[Start of Task material]

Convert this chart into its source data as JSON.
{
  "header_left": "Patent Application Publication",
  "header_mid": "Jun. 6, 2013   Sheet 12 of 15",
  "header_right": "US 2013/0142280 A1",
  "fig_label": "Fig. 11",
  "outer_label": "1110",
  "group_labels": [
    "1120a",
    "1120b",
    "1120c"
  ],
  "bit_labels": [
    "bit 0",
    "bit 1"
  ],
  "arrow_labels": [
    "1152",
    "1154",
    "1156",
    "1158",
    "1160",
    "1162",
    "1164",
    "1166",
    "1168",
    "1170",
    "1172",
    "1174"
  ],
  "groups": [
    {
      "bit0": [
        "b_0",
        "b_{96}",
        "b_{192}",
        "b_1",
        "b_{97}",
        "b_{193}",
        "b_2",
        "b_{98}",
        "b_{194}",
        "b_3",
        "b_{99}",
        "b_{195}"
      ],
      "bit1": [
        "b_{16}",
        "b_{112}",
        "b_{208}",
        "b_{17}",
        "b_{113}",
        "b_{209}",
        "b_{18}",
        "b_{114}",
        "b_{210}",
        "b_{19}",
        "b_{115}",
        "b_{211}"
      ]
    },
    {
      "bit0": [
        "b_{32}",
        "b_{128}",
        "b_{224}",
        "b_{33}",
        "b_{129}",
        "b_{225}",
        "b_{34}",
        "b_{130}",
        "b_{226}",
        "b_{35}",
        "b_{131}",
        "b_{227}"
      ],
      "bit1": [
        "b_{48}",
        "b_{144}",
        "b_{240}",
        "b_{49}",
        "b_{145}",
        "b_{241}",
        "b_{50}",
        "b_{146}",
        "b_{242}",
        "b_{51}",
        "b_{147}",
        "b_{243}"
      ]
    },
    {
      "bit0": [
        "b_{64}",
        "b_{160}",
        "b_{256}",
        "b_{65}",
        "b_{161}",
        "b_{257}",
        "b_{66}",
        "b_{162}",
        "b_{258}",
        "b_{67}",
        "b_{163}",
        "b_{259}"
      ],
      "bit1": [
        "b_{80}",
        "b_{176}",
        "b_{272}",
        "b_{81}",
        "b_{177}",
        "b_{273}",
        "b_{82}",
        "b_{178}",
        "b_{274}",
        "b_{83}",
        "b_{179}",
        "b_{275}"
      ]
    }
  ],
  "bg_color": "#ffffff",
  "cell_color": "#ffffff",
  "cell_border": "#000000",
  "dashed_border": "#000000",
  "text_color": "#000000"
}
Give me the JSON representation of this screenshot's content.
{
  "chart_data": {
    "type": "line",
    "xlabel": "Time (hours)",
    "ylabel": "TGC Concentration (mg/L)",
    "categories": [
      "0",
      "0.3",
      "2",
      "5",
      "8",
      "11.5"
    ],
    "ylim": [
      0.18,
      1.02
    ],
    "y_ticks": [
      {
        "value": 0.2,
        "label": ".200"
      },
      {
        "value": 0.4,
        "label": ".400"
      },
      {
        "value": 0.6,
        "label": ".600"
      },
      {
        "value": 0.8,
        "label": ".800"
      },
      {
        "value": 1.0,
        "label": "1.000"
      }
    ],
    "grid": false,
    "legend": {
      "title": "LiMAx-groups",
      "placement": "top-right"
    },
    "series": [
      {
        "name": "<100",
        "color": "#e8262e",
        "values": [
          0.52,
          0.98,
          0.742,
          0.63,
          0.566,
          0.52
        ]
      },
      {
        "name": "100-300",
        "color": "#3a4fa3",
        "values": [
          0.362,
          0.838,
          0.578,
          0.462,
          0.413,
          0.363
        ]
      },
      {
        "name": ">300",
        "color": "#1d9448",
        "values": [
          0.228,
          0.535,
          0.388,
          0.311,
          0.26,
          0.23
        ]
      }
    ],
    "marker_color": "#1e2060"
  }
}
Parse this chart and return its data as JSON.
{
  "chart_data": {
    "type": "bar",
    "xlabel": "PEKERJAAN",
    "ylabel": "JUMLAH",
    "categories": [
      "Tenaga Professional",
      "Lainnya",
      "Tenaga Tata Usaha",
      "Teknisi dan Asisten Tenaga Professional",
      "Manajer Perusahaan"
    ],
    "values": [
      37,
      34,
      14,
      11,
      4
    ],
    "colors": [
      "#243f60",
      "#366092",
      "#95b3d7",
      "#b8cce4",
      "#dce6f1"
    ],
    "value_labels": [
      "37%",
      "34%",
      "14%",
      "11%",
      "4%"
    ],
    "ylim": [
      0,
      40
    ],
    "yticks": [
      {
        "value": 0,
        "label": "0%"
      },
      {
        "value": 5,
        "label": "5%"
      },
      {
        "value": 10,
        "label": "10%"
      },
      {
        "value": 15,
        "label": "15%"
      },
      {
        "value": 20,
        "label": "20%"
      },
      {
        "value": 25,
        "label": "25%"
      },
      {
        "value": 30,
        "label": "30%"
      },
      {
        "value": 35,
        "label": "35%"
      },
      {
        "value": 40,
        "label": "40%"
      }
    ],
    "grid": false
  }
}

[End of Task material]

Instructions to follow —
Reproduce exactly the line that holds "Parse this chart and return its data as JSON.", then every line after it, ending with the final line of the records above.

Answer to the problem —
Parse this chart and return its data as JSON.
{
  "chart_data": {
    "type": "bar",
    "xlabel": "PEKERJAAN",
    "ylabel": "JUMLAH",
    "categories": [
      "Tenaga Professional",
      "Lainnya",
      "Tenaga Tata Usaha",
      "Teknisi dan Asisten Tenaga Professional",
      "Manajer Perusahaan"
    ],
    "values": [
      37,
      34,
      14,
      11,
      4
    ],
    "colors": [
      "#243f60",
      "#366092",
      "#95b3d7",
      "#b8cce4",
      "#dce6f1"
    ],
    "value_labels": [
      "37%",
      "34%",
      "14%",
      "11%",
      "4%"
    ],
    "ylim": [
      0,
      40
    ],
    "yticks": [
      {
        "value": 0,
        "label": "0%"
      },
      {
        "value": 5,
        "label": "5%"
      },
      {
        "value": 10,
        "label": "10%"
      },
      {
        "value": 15,
        "label": "15%"
      },
      {
        "value": 20,
        "label": "20%"
      },
      {
        "value": 25,
        "label": "25%"
      },
      {
        "value": 30,
        "label": "30%"
      },
      {
        "value": 35,
        "label": "35%"
      },
      {
        "value": 40,
        "label": "40%"
      }
    ],
    "grid": false
  }
}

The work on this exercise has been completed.